▶ **DATA RECORDS**
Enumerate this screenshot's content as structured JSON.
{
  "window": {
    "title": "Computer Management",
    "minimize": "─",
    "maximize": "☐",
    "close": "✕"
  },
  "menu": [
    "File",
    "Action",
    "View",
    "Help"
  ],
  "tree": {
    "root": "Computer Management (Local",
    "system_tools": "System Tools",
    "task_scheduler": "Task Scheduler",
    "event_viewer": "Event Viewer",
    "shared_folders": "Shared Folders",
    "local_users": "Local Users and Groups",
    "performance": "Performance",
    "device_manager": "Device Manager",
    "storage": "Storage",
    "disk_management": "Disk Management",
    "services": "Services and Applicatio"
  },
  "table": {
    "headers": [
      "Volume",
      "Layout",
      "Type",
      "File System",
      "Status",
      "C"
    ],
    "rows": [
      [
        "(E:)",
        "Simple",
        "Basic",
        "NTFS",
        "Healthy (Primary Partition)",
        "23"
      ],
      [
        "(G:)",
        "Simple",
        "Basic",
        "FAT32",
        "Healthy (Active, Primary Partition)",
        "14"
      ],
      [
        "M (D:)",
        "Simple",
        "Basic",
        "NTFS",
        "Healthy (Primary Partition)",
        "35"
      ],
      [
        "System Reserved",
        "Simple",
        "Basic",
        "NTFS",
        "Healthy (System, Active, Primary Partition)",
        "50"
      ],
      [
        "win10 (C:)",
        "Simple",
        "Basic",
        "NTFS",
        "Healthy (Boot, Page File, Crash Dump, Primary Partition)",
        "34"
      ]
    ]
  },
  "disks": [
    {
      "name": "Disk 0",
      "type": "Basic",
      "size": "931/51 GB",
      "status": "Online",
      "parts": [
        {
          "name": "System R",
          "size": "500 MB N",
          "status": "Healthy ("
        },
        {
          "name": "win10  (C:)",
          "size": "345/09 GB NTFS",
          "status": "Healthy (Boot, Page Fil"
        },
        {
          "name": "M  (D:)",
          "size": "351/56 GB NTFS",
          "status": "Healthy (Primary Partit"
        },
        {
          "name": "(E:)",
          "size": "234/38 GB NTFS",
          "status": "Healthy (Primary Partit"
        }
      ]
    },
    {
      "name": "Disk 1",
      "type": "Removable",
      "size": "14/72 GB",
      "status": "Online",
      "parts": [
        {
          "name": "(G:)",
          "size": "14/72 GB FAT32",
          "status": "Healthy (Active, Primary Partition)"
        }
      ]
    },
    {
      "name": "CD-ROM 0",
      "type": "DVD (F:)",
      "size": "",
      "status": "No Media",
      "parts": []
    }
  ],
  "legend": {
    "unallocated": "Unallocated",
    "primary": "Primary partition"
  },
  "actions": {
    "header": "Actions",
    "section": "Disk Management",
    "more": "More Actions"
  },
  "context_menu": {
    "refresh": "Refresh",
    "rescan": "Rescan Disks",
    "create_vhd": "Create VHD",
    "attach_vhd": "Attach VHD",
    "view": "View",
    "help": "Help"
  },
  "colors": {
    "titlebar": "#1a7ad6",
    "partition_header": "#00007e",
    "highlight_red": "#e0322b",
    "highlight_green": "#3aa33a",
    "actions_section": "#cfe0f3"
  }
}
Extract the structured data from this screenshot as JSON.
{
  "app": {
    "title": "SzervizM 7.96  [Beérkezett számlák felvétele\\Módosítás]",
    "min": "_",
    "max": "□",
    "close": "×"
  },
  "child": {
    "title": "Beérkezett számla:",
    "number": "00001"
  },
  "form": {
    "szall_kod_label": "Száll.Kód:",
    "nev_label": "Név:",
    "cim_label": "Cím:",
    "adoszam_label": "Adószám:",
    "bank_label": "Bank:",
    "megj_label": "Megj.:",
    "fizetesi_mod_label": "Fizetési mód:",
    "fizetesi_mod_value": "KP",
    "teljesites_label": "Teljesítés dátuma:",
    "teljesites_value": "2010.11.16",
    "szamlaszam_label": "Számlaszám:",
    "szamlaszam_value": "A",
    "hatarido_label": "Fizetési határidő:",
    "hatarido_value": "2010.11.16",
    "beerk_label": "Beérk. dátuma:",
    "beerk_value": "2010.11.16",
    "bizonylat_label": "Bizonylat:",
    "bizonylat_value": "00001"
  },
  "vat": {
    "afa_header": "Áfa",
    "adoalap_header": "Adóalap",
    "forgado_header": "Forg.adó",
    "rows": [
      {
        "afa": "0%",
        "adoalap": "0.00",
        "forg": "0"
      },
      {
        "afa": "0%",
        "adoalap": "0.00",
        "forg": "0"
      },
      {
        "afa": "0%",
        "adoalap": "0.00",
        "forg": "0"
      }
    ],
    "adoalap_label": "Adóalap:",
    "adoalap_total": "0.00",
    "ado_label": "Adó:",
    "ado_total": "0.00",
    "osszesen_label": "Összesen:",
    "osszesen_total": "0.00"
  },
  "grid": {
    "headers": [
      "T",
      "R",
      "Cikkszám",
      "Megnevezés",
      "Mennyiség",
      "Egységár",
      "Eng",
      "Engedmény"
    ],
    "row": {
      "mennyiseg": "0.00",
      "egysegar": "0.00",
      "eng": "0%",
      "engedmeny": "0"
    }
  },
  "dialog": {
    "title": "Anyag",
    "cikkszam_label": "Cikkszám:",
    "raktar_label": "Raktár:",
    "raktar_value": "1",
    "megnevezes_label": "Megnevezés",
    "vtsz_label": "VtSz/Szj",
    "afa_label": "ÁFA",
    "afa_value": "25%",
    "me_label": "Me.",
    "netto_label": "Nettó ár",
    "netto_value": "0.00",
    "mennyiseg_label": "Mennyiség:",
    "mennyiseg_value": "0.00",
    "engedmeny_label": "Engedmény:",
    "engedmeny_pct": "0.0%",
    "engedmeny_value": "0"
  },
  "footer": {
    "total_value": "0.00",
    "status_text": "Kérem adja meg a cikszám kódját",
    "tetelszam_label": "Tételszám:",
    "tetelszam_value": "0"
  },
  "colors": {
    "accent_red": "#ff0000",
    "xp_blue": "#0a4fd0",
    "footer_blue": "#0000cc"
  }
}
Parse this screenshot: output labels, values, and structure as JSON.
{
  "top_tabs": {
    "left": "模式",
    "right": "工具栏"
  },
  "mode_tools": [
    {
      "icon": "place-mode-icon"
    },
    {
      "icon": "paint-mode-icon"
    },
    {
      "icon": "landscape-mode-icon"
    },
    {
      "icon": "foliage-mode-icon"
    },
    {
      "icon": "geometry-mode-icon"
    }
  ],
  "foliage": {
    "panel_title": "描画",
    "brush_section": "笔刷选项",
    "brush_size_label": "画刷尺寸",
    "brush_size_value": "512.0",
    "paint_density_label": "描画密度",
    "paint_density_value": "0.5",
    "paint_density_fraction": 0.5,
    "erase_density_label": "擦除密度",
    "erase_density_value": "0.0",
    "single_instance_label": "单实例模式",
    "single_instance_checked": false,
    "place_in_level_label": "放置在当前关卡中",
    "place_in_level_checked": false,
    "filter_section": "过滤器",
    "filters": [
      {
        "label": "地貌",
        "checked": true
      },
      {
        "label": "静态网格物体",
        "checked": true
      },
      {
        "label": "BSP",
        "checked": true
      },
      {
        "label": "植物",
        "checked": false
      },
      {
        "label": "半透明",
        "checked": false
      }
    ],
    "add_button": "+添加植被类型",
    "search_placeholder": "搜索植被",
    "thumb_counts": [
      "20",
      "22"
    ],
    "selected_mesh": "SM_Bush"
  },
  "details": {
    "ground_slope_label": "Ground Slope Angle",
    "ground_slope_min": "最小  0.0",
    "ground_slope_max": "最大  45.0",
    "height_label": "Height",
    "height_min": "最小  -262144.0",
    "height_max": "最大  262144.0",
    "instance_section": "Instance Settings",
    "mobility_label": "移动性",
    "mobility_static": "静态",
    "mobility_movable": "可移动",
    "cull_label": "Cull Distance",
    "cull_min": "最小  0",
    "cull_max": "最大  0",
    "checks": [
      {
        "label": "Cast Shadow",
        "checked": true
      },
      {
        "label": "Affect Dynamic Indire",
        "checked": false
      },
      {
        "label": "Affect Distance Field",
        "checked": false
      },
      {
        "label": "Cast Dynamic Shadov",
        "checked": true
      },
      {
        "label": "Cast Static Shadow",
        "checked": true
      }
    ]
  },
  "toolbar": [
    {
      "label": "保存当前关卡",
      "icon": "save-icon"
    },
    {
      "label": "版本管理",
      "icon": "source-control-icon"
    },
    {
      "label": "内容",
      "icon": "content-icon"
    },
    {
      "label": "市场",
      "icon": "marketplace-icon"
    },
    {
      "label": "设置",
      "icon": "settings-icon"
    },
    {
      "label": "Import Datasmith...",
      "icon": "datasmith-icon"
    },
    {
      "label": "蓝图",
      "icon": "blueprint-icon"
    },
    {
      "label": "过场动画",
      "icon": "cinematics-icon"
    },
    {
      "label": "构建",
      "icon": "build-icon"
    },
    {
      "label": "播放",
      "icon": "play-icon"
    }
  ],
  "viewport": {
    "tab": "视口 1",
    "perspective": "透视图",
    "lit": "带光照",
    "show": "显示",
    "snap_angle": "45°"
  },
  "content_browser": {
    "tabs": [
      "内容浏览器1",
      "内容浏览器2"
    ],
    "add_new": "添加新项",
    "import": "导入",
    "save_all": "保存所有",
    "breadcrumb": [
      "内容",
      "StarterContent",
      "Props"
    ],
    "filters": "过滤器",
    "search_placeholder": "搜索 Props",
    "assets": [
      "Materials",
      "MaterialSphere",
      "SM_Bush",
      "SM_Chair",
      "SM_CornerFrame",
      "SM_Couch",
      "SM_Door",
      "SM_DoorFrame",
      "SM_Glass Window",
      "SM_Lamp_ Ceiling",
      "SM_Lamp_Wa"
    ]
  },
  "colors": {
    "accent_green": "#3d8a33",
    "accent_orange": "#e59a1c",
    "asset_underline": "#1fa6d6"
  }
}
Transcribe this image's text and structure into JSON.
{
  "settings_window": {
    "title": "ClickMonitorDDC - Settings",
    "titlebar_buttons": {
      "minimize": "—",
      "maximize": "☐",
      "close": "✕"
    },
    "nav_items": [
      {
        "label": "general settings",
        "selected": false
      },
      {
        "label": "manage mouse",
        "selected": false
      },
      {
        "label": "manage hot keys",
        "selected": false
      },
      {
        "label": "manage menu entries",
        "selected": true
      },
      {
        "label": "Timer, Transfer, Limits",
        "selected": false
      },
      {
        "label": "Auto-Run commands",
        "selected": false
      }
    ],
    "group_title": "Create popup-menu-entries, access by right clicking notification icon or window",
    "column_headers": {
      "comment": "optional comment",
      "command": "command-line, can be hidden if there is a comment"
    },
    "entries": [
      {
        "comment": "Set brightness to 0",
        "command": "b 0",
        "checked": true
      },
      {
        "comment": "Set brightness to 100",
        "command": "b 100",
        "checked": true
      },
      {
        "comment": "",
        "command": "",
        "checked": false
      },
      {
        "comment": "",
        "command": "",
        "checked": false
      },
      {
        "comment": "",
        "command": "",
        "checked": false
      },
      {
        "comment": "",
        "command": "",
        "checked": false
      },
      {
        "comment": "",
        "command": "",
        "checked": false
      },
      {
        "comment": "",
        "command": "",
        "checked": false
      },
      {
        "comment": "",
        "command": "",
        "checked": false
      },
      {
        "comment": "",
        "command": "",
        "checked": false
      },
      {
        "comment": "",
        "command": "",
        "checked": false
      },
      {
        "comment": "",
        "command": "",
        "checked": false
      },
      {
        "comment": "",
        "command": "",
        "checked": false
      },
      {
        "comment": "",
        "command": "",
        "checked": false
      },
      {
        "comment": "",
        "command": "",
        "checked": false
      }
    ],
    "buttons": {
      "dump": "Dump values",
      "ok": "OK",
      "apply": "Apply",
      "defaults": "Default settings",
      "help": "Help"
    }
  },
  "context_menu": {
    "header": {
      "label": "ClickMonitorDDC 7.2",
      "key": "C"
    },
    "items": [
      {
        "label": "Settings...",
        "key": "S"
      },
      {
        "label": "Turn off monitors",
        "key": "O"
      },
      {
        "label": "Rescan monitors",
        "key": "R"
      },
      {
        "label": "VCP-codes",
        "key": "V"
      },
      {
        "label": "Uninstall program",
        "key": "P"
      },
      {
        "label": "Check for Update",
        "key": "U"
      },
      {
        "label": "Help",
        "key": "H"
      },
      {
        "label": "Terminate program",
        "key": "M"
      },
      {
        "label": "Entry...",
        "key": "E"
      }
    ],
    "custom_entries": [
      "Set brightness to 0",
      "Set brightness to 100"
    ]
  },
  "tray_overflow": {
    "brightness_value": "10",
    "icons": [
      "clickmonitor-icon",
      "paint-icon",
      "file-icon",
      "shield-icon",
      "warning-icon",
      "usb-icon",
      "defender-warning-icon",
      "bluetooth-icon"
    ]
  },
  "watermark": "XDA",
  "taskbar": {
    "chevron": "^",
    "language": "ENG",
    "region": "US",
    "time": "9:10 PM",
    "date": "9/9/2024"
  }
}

▶ **STATED PROBLEM**
Tally how many lines of the data include the word "Boot". Write the number and nothing else.

▶ **TASK RESULT**
2